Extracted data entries
•••

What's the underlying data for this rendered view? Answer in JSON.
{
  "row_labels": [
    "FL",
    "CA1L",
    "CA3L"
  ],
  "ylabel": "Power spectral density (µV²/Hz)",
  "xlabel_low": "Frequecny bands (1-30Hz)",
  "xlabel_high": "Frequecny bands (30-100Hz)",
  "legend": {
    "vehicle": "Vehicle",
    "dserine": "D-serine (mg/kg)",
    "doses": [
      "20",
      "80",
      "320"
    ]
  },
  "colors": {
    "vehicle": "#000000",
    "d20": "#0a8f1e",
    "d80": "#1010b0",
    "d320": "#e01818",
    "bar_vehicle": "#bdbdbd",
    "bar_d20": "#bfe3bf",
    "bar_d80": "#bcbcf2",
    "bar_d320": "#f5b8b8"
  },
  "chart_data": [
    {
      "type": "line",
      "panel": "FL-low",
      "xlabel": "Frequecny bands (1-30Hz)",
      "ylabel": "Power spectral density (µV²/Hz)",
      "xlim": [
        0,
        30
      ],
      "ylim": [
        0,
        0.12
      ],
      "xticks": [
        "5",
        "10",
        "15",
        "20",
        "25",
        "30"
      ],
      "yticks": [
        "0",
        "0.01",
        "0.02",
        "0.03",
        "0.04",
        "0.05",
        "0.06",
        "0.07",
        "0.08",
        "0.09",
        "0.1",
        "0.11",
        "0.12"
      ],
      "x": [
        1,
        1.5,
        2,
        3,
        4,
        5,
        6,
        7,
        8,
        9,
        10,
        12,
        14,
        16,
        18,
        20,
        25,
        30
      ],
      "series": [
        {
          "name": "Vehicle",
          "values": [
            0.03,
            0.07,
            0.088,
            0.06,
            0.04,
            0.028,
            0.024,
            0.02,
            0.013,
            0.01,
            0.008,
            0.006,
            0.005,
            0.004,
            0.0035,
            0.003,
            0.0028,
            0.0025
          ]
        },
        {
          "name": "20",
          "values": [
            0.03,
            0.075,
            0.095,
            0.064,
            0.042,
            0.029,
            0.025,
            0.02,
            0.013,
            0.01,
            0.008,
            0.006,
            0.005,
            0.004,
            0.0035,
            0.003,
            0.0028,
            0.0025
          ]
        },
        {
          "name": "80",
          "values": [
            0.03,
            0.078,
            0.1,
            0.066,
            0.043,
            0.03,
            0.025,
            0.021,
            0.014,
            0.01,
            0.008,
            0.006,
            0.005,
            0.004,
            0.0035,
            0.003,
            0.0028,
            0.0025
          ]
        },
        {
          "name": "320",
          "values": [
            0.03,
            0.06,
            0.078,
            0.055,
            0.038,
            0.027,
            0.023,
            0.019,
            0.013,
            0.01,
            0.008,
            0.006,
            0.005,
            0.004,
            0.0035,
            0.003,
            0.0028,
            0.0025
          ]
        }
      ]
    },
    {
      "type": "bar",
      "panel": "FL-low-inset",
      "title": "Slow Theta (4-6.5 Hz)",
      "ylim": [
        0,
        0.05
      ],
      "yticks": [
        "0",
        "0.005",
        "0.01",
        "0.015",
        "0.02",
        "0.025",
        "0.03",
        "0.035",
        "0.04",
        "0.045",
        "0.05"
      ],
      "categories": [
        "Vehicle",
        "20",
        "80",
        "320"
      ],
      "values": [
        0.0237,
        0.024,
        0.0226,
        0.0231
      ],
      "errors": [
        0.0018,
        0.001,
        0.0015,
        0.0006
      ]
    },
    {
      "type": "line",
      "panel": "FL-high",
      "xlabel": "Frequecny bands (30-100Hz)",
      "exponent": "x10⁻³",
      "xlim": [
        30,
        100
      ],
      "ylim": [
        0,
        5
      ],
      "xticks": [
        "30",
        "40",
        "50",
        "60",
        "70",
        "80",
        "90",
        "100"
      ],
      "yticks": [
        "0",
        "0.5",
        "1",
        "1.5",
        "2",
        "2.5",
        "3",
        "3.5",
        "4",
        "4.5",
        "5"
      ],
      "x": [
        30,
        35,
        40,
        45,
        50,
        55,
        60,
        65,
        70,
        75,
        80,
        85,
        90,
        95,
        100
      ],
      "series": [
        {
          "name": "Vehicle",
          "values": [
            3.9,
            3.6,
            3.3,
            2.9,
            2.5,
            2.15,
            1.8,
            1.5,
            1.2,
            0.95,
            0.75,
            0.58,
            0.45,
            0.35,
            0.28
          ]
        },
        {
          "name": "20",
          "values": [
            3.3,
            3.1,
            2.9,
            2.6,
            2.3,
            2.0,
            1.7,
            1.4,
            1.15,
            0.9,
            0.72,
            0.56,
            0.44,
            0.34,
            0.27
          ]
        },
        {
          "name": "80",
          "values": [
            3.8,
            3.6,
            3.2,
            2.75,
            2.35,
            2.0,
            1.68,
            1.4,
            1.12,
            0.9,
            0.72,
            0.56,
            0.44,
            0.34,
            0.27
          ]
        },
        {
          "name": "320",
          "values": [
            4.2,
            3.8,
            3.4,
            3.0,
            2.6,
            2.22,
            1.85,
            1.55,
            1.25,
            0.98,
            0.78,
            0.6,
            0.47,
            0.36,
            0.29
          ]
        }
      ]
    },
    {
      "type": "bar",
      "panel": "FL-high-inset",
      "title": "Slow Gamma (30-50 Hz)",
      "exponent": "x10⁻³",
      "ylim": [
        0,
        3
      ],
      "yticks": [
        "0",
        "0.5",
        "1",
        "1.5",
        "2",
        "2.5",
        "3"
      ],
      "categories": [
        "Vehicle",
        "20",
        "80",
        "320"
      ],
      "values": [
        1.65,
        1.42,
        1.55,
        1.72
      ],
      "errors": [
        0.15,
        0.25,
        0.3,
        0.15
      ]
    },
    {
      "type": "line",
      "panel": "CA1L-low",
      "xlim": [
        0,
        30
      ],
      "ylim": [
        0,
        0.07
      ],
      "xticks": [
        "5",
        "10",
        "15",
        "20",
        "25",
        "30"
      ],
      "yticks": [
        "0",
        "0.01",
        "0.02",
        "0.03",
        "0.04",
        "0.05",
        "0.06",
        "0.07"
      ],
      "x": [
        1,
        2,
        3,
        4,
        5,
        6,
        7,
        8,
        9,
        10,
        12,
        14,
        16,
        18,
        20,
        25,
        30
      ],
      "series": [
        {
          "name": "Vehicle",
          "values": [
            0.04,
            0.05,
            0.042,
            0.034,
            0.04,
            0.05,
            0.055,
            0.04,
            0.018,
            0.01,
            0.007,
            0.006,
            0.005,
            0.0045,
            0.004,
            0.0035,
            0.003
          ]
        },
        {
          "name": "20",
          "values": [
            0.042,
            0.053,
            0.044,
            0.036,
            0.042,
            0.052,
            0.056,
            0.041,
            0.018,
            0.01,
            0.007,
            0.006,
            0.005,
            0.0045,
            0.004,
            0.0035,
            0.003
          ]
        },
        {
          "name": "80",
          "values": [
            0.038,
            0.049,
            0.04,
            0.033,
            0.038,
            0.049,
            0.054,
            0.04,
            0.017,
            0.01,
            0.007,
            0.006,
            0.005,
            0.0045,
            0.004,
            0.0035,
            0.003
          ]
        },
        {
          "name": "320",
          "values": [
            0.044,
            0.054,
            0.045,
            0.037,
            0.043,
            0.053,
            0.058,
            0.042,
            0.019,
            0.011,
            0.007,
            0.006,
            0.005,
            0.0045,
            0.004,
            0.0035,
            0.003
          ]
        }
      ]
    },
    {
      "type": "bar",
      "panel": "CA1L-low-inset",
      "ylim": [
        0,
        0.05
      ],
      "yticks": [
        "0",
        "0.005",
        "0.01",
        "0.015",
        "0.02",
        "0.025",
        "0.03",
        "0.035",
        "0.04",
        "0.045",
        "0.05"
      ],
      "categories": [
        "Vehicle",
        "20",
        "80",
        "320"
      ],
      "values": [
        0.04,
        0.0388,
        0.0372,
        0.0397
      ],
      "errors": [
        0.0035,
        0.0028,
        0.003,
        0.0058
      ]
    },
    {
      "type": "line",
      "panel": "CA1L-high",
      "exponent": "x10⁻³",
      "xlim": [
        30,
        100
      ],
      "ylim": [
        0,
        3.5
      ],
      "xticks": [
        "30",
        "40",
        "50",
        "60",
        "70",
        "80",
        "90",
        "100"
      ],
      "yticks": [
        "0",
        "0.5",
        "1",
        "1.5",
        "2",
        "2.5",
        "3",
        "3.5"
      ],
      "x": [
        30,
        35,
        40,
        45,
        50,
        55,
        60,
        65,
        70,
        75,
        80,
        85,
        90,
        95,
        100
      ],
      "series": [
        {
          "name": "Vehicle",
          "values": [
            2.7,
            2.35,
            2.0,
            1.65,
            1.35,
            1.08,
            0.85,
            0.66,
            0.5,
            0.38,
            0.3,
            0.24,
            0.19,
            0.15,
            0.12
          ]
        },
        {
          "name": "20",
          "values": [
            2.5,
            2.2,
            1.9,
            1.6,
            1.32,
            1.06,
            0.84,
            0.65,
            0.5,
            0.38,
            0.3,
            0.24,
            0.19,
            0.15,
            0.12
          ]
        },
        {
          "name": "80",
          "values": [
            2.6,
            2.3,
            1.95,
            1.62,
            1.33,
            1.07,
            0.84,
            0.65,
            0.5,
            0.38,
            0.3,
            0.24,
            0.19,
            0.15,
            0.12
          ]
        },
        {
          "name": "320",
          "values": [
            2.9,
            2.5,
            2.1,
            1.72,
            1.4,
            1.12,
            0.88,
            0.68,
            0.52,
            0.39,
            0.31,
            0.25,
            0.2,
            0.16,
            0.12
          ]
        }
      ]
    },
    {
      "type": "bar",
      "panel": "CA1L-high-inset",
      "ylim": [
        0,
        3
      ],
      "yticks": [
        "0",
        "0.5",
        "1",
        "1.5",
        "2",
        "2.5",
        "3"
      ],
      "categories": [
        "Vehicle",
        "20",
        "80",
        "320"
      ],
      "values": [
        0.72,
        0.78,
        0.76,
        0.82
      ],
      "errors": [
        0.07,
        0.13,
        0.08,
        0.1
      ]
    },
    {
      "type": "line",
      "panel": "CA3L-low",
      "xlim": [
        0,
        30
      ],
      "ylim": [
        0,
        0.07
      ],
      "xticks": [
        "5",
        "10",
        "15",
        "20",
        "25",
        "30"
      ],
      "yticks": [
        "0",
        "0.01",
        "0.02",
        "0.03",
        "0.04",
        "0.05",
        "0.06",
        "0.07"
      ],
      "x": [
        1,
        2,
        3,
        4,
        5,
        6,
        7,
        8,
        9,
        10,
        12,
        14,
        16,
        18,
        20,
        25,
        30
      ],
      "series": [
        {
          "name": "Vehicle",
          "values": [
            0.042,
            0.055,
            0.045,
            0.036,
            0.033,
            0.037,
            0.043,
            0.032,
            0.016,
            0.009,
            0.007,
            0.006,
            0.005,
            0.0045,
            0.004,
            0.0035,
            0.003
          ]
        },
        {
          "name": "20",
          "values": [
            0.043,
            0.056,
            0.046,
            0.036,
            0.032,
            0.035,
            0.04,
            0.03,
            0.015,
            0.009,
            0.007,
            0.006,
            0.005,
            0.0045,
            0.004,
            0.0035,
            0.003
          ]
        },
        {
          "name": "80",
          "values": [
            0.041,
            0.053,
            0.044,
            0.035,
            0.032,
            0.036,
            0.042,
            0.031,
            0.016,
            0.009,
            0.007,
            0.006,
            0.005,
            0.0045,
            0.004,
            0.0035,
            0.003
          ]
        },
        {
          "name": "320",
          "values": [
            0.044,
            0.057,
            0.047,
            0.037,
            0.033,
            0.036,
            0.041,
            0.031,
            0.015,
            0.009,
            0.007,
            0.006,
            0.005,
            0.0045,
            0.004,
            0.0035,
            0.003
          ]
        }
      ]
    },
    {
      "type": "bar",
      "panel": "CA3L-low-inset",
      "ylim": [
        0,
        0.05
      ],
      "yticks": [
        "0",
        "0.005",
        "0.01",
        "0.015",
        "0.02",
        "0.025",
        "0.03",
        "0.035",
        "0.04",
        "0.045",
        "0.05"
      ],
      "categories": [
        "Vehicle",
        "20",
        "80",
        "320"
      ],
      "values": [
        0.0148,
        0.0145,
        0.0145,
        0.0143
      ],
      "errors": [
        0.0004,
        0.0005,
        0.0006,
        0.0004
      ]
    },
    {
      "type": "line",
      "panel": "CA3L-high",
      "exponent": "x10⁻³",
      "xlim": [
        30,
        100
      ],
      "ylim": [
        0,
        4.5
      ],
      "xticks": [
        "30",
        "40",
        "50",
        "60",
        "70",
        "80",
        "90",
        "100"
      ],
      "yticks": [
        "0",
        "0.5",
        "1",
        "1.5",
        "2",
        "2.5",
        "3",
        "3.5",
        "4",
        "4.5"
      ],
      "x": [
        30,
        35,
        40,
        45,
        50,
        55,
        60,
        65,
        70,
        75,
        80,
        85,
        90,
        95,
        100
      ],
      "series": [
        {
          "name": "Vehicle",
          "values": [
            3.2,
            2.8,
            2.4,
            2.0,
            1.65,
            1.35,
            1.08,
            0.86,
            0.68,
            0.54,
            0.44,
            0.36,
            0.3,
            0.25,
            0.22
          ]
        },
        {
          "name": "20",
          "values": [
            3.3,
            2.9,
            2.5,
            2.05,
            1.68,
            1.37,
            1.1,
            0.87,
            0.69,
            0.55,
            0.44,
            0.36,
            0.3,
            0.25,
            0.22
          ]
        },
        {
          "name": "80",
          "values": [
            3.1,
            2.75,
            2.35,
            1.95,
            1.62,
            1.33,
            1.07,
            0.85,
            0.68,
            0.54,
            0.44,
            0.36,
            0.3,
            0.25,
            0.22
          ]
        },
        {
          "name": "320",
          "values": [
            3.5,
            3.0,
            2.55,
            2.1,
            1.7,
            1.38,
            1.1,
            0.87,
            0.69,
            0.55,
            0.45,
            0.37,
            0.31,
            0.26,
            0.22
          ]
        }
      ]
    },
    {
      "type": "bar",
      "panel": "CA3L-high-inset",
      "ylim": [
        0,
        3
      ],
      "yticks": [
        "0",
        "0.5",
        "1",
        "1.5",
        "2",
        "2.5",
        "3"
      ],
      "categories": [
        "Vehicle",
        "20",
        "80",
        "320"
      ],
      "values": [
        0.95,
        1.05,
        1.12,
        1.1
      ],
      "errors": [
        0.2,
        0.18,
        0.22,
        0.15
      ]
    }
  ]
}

•••

Exercise brief –
Your answer should be a single number: how many lines of the material contain the word "title".

Answer to this task –
2